» **YOUR INSTRUCTIONS**:
Identify the lines that contain the string "Действующие" and copy all of them.

══ ENTRIES SUPPLIED

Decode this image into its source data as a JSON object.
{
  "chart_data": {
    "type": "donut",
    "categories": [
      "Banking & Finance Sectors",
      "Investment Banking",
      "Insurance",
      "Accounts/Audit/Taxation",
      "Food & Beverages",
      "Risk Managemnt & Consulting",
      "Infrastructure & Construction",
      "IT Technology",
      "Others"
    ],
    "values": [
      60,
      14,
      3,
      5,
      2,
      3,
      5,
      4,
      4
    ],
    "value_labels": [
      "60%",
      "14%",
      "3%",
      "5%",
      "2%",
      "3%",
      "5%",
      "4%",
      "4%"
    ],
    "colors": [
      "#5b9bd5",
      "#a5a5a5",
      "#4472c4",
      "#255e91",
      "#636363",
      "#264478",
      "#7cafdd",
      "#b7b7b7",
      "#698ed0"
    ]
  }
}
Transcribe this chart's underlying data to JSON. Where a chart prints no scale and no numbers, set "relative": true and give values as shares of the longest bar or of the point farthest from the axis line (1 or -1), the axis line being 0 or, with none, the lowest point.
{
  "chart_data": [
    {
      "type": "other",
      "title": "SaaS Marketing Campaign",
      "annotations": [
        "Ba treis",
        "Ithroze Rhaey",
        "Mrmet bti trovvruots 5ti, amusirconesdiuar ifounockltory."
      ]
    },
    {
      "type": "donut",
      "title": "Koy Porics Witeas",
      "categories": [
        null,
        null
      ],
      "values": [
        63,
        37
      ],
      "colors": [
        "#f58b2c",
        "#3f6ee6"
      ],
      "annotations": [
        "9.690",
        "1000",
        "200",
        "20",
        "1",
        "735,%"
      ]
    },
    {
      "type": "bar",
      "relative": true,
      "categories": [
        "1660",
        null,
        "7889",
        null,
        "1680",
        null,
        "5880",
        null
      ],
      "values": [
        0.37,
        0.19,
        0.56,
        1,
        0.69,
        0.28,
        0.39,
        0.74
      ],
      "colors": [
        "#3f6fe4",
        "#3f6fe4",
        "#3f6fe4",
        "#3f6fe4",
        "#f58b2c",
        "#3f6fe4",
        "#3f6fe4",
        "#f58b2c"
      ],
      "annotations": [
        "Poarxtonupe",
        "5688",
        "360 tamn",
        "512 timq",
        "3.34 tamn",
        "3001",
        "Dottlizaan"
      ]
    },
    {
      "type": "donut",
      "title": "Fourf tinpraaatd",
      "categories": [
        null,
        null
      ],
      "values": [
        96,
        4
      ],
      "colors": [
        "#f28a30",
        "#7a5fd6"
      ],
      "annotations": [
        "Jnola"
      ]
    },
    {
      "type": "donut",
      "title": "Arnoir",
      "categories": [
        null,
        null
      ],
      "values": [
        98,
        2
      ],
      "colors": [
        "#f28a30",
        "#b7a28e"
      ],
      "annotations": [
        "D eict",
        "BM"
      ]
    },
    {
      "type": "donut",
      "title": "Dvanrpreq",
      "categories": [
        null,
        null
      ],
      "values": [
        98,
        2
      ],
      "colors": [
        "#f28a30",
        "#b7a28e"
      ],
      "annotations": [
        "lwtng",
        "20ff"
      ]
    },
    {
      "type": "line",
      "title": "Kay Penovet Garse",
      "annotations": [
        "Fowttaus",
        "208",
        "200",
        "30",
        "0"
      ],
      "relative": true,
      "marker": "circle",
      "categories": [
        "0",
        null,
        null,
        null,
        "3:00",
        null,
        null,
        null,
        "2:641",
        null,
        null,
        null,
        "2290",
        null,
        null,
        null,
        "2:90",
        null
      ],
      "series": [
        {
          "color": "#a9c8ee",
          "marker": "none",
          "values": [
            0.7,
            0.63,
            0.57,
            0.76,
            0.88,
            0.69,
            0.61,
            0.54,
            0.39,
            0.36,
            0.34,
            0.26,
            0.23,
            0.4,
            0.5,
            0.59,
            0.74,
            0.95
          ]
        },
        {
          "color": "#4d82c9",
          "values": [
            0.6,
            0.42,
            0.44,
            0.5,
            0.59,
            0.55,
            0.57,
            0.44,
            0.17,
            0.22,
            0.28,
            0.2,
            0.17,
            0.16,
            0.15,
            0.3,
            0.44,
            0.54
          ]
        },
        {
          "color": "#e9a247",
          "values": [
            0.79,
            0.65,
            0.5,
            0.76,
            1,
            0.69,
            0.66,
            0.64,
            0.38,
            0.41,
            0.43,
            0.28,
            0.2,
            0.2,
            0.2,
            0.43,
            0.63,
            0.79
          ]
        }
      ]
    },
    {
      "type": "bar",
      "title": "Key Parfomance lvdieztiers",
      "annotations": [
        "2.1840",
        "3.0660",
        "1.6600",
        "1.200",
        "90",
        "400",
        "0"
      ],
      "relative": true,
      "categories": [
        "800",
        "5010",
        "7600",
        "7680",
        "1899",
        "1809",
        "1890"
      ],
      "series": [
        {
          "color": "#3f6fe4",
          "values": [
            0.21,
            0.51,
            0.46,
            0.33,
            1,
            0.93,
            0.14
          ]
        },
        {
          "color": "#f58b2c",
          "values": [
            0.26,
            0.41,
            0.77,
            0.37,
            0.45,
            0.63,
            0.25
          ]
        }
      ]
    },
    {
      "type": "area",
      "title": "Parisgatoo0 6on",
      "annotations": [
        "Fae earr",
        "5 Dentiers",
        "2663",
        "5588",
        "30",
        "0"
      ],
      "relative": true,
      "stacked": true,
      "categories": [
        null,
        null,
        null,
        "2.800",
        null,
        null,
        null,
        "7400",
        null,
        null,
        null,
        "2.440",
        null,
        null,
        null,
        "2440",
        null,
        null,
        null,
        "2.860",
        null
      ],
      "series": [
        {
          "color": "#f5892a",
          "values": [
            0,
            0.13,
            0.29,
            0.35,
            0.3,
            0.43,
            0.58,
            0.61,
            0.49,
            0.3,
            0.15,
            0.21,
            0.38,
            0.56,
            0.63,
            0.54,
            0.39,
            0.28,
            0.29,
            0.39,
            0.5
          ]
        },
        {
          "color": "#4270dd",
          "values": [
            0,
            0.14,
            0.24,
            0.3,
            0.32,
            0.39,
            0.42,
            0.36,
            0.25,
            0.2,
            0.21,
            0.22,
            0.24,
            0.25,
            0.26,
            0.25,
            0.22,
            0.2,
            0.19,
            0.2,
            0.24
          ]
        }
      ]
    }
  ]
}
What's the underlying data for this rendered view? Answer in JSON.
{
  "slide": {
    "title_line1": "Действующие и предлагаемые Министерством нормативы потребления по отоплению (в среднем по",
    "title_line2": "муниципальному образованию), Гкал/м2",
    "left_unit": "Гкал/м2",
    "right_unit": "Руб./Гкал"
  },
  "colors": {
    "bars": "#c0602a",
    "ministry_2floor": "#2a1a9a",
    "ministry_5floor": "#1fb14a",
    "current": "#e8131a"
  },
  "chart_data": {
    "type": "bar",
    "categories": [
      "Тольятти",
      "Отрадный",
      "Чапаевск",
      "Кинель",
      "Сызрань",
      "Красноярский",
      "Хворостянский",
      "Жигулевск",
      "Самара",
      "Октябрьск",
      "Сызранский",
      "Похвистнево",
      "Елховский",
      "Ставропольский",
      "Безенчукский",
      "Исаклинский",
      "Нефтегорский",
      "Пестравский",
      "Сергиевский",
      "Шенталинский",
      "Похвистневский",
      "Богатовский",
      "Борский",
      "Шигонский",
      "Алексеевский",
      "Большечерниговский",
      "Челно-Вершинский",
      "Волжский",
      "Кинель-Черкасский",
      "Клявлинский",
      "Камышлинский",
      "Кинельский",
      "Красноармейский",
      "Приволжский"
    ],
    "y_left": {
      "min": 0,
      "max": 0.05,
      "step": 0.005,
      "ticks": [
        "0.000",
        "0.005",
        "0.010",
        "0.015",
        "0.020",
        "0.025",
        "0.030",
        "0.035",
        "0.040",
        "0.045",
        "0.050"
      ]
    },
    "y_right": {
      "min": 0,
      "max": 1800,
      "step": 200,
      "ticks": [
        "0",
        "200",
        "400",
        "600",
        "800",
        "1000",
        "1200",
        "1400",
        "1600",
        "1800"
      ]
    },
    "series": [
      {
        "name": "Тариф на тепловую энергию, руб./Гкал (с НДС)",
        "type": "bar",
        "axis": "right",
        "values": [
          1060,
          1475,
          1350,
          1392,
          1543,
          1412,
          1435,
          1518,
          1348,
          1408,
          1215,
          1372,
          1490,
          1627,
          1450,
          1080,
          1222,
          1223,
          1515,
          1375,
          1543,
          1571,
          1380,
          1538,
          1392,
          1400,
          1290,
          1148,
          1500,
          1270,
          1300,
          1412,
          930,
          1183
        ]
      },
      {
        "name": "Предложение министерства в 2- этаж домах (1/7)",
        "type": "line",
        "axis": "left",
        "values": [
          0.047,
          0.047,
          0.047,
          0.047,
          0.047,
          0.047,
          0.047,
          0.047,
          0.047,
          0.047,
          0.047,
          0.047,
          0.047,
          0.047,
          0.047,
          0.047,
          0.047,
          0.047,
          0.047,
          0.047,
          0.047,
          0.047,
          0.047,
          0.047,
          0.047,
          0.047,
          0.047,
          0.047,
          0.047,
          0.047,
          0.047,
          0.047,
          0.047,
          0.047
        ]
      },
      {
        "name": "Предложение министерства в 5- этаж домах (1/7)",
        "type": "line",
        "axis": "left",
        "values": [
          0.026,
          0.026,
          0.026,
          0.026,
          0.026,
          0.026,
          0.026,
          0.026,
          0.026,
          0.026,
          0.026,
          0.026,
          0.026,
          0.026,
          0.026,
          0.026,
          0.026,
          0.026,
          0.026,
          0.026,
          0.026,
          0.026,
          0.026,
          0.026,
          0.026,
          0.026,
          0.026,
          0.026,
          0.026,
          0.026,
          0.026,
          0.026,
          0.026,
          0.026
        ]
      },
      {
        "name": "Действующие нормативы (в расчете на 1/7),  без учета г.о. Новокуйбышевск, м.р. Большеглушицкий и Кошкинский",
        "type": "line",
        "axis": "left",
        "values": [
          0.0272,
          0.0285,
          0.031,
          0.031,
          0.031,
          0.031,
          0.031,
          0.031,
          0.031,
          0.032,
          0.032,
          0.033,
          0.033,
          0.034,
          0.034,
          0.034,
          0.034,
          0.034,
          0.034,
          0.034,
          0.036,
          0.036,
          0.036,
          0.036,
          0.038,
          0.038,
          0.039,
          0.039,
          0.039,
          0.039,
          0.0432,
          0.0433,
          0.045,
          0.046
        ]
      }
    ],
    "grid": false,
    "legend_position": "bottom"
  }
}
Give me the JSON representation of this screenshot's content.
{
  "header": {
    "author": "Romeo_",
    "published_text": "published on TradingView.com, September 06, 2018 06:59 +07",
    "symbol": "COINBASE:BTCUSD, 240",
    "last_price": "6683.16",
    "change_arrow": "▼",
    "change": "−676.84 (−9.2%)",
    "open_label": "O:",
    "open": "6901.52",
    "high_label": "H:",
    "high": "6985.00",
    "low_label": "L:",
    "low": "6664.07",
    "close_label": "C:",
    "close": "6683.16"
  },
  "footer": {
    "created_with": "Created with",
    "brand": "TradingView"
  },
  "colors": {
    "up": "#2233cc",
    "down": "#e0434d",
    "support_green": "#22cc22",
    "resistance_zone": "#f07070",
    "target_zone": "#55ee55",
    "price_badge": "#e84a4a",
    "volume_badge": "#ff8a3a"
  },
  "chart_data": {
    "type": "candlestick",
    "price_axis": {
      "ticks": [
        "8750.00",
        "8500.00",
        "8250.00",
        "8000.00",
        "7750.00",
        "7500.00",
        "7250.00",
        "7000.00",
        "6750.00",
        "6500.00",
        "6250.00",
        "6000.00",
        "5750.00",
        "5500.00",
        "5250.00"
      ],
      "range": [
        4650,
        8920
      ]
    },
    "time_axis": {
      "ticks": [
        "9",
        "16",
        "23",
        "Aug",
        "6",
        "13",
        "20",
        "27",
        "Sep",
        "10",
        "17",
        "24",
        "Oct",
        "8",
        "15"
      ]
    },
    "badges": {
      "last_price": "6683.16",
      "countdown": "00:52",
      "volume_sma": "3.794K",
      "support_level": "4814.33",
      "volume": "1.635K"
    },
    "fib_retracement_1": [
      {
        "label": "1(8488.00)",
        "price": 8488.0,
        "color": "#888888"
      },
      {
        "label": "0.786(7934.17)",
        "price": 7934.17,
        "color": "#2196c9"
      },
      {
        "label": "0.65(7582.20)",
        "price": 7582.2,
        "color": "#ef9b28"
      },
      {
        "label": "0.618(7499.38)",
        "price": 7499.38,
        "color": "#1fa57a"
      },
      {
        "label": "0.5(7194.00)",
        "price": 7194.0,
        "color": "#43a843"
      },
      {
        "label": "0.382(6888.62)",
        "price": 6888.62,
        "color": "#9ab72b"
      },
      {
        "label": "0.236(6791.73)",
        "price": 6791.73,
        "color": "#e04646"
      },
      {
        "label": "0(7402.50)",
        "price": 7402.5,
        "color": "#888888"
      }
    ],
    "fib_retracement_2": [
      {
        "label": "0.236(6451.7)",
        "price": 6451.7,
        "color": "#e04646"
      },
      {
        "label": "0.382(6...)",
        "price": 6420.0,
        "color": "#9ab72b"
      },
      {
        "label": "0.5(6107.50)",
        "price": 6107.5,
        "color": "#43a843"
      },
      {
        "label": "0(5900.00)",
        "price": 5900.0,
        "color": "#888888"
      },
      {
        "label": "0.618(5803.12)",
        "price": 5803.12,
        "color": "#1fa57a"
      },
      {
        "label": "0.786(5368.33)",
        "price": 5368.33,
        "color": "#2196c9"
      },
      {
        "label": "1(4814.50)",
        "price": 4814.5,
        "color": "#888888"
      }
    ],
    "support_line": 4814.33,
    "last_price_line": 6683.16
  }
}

════

» **IN RESPONSE**:
    "title_line1": "Действующие и предлагаемые Министерством нормативы потребления по отоплению (в среднем по",
        "name": "Действующие нормативы (в расчете на 1/7),  без учета г.о. Новокуйбышевск, м.р. Большеглушицкий и Кошкинский",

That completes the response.